"""

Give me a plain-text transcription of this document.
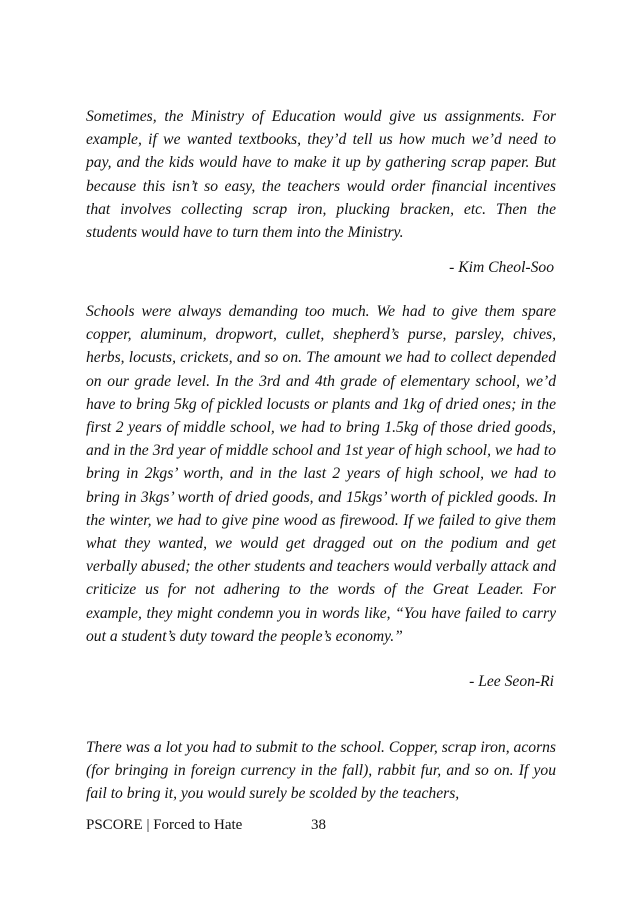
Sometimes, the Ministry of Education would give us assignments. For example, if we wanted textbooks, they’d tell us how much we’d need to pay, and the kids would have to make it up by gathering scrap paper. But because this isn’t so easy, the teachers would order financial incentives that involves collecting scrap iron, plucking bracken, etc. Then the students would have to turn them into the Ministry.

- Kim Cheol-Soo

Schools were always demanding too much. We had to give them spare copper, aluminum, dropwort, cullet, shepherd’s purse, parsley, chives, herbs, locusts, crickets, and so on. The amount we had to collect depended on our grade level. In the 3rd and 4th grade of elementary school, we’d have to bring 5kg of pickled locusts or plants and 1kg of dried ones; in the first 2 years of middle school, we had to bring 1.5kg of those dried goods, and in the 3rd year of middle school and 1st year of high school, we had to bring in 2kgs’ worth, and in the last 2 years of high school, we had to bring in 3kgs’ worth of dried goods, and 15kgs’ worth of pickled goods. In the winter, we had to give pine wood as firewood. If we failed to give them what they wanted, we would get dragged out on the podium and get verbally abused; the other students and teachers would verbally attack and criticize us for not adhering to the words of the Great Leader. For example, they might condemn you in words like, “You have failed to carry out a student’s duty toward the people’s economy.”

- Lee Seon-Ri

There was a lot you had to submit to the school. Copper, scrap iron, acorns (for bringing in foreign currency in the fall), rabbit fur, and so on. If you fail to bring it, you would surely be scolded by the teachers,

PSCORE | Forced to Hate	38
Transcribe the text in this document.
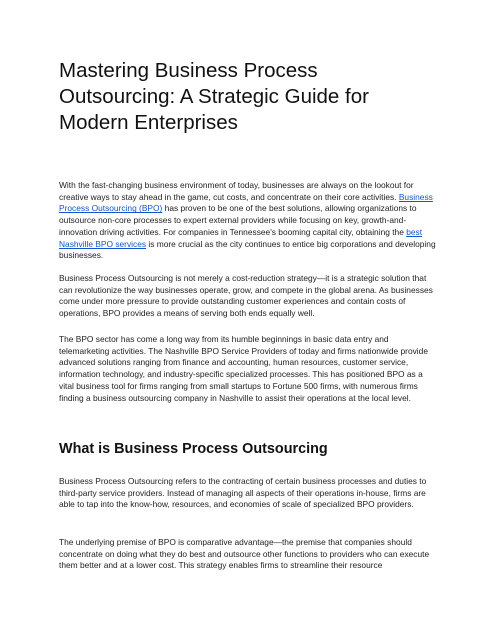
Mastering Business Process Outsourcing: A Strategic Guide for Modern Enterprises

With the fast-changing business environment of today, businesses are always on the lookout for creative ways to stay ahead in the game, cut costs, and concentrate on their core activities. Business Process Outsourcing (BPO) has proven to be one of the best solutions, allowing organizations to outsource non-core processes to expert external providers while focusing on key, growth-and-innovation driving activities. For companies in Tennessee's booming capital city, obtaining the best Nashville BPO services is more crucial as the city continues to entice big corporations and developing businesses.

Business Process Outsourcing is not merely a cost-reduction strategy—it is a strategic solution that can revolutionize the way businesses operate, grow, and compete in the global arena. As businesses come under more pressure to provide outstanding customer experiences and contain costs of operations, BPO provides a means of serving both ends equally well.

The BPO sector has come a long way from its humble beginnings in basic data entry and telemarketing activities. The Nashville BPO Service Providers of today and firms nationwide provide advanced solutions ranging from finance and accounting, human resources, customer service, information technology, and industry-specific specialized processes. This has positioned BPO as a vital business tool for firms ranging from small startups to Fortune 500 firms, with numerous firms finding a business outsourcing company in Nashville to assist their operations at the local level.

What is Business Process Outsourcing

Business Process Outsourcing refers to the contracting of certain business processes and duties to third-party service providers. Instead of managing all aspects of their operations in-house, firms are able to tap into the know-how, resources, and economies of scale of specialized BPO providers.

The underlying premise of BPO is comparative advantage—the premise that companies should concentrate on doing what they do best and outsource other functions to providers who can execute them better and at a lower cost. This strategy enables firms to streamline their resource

"""

What is expected: Transcribe every record above exactly, leaving out the pictures.

Exercise result:
Give me a plain-text transcription of this document.
Sometimes, the Ministry of Education would give us assignments. For example, if we wanted textbooks, they’d tell us how much we’d need to pay, and the kids would have to make it up by gathering scrap paper. But because this isn’t so easy, the teachers would order financial incentives that involves collecting scrap iron, plucking bracken, etc. Then the students would have to turn them into the Ministry.

- Kim Cheol-Soo

Schools were always demanding too much. We had to give them spare copper, aluminum, dropwort, cullet, shepherd’s purse, parsley, chives, herbs, locusts, crickets, and so on. The amount we had to collect depended on our grade level. In the 3rd and 4th grade of elementary school, we’d have to bring 5kg of pickled locusts or plants and 1kg of dried ones; in the first 2 years of middle school, we had to bring 1.5kg of those dried goods, and in the 3rd year of middle school and 1st year of high school, we had to bring in 2kgs’ worth, and in the last 2 years of high school, we had to bring in 3kgs’ worth of dried goods, and 15kgs’ worth of pickled goods. In the winter, we had to give pine wood as firewood. If we failed to give them what they wanted, we would get dragged out on the podium and get verbally abused; the other students and teachers would verbally attack and criticize us for not adhering to the words of the Great Leader. For example, they might condemn you in words like, “You have failed to carry out a student’s duty toward the people’s economy.”

- Lee Seon-Ri

There was a lot you had to submit to the school. Copper, scrap iron, acorns (for bringing in foreign currency in the fall), rabbit fur, and so on. If you fail to bring it, you would surely be scolded by the teachers,

PSCORE | Forced to Hate	38
Transcribe the text in this document.
Mastering Business Process Outsourcing: A Strategic Guide for Modern Enterprises

With the fast-changing business environment of today, businesses are always on the lookout for creative ways to stay ahead in the game, cut costs, and concentrate on their core activities. Business Process Outsourcing (BPO) has proven to be one of the best solutions, allowing organizations to outsource non-core processes to expert external providers while focusing on key, growth-and-innovation driving activities. For companies in Tennessee's booming capital city, obtaining the best Nashville BPO services is more crucial as the city continues to entice big corporations and developing businesses.

Business Process Outsourcing is not merely a cost-reduction strategy—it is a strategic solution that can revolutionize the way businesses operate, grow, and compete in the global arena. As businesses come under more pressure to provide outstanding customer experiences and contain costs of operations, BPO provides a means of serving both ends equally well.

The BPO sector has come a long way from its humble beginnings in basic data entry and telemarketing activities. The Nashville BPO Service Providers of today and firms nationwide provide advanced solutions ranging from finance and accounting, human resources, customer service, information technology, and industry-specific specialized processes. This has positioned BPO as a vital business tool for firms ranging from small startups to Fortune 500 firms, with numerous firms finding a business outsourcing company in Nashville to assist their operations at the local level.

What is Business Process Outsourcing

Business Process Outsourcing refers to the contracting of certain business processes and duties to third-party service providers. Instead of managing all aspects of their operations in-house, firms are able to tap into the know-how, resources, and economies of scale of specialized BPO providers.

The underlying premise of BPO is comparative advantage—the premise that companies should concentrate on doing what they do best and outsource other functions to providers who can execute them better and at a lower cost. This strategy enables firms to streamline their resource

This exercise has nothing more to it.